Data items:
►

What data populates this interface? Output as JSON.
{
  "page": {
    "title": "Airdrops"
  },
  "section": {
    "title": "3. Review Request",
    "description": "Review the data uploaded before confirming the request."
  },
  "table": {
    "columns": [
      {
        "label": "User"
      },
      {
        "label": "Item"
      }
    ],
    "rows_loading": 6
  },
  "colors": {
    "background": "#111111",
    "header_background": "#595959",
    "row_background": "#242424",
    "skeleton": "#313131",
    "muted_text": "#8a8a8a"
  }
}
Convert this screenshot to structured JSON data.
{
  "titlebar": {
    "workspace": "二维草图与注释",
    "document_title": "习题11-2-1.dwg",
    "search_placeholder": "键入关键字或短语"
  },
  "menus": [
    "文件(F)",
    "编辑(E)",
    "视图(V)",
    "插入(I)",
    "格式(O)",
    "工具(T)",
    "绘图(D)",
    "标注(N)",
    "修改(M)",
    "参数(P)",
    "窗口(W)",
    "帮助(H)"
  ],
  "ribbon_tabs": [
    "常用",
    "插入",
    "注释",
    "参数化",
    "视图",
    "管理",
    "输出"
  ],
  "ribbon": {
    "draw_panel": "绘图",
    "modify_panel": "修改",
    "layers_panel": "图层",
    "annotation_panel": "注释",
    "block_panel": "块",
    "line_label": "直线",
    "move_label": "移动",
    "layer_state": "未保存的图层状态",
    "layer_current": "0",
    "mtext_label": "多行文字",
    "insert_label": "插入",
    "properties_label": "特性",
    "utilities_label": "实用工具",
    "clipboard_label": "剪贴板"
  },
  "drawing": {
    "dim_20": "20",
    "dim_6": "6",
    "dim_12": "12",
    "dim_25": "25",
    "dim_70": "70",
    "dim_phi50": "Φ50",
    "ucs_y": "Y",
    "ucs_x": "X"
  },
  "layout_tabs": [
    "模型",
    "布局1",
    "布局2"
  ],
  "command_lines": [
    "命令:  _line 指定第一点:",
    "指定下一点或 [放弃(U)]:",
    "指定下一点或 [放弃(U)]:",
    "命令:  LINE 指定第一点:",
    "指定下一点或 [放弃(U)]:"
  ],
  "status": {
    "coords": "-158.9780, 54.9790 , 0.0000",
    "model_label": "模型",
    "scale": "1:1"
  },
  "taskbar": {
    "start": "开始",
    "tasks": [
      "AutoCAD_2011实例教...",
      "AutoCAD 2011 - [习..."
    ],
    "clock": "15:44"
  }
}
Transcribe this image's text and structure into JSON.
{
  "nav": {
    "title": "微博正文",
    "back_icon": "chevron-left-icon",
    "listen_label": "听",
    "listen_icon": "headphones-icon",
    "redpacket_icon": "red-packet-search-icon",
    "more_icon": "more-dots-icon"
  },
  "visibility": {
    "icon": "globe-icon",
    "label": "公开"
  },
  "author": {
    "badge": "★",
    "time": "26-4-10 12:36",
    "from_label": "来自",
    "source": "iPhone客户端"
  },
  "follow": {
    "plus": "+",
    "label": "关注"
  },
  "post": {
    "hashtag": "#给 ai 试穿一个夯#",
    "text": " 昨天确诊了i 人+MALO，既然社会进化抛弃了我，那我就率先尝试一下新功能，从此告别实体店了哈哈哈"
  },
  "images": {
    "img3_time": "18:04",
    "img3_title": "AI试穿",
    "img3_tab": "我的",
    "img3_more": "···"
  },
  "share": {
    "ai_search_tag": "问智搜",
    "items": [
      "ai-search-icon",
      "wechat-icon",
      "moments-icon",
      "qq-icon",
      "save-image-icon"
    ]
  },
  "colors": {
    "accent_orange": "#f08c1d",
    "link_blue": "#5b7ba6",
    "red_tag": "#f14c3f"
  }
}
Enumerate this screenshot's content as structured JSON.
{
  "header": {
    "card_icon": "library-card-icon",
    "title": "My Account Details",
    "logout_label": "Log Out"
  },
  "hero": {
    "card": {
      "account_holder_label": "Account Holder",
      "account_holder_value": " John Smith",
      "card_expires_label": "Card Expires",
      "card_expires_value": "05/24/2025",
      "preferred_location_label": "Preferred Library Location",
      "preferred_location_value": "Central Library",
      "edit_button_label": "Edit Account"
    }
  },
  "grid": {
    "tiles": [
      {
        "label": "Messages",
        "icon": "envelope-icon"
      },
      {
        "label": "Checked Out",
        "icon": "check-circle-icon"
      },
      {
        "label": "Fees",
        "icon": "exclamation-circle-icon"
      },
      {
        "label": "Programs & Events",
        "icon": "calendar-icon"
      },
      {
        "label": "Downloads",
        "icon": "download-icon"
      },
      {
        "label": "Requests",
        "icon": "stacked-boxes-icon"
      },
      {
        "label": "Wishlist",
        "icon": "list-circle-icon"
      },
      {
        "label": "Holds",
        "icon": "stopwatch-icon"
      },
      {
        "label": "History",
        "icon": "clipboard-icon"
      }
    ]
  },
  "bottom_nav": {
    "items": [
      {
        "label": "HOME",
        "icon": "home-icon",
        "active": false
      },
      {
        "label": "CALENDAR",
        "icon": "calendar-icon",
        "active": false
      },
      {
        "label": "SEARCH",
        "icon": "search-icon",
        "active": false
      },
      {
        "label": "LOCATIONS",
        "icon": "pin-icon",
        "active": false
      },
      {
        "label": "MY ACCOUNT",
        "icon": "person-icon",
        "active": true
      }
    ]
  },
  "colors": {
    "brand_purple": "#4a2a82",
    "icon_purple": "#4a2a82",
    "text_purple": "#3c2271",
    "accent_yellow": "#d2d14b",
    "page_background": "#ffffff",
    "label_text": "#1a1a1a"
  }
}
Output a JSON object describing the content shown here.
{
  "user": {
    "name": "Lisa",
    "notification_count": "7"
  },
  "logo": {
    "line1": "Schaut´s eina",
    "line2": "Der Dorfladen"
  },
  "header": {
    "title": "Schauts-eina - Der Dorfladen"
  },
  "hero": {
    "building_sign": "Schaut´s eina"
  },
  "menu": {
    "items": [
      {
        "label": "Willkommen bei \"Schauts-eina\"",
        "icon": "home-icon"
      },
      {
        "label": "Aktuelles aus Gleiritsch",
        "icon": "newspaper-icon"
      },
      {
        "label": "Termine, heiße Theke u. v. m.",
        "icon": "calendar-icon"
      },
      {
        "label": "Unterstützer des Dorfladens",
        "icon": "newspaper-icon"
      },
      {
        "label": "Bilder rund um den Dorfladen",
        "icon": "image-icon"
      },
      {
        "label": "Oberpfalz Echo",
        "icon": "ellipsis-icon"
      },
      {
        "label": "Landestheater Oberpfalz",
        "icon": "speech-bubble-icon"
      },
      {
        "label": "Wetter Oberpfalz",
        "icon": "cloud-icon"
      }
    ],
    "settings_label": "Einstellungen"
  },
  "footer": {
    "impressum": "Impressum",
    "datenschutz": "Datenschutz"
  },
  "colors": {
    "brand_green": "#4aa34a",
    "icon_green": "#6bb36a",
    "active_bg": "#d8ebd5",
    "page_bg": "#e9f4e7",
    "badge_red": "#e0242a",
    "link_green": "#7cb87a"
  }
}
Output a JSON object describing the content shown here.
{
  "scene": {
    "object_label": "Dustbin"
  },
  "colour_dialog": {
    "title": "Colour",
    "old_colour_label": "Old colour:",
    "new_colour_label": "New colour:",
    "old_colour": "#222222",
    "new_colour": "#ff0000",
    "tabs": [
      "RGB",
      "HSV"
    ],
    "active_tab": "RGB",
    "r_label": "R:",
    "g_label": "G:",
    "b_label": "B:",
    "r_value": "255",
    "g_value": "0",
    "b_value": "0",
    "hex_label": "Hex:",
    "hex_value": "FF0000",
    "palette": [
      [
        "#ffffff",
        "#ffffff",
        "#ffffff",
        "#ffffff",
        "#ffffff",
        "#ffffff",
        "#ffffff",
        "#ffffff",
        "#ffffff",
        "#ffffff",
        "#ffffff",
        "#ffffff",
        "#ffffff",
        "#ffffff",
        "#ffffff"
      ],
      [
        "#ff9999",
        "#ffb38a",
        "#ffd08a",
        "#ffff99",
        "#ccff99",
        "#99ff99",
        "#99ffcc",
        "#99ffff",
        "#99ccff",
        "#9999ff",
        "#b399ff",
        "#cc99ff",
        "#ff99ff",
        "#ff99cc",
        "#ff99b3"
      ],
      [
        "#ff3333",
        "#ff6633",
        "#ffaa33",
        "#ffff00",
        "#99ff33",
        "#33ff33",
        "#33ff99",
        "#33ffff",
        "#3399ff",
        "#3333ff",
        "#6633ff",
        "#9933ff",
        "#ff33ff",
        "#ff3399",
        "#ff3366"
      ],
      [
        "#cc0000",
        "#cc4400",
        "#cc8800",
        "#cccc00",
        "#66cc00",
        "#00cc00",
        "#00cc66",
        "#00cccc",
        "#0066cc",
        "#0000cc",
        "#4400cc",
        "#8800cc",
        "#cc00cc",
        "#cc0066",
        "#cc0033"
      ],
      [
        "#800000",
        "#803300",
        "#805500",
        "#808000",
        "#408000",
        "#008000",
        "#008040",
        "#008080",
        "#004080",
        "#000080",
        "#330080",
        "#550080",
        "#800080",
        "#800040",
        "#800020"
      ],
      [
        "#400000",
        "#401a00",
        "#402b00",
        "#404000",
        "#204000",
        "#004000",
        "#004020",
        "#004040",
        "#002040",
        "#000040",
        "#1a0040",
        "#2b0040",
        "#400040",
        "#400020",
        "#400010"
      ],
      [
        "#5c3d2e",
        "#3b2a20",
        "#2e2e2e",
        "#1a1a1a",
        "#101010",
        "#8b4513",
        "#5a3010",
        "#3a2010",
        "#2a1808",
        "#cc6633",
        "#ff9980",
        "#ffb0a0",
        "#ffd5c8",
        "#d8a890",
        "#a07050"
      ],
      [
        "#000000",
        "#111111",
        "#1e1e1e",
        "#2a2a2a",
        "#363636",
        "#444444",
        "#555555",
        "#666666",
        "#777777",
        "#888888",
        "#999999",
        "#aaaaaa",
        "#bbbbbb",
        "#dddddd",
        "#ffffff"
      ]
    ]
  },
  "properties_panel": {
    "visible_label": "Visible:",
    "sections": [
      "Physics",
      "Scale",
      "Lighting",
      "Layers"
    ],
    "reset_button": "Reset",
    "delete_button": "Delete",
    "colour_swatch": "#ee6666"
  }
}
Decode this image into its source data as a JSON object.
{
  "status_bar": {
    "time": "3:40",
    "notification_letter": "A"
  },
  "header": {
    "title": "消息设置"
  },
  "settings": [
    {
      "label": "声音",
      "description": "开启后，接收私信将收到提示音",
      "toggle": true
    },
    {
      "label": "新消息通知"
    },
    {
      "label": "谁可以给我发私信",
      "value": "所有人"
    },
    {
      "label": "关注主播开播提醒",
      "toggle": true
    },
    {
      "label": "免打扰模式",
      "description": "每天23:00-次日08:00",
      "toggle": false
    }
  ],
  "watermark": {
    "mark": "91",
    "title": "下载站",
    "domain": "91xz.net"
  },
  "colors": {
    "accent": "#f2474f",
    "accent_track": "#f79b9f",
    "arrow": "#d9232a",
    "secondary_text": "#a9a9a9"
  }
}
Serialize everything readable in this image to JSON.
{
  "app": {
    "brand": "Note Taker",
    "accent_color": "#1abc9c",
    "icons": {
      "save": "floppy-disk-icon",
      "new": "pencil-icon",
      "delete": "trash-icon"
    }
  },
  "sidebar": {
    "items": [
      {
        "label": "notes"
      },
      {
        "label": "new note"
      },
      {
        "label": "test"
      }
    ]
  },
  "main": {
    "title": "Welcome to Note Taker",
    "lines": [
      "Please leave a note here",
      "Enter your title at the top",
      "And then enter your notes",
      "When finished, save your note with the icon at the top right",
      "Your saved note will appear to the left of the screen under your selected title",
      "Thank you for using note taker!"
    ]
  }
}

◄

> _Challenge_
Reproduce each line of the entries in which the word "eina" is found.

> _Solution to this problem_
    "line1": "Schaut´s eina",
    "title": "Schauts-eina - Der Dorfladen"
    "building_sign": "Schaut´s eina"
        "label": "Willkommen bei \"Schauts-eina\"",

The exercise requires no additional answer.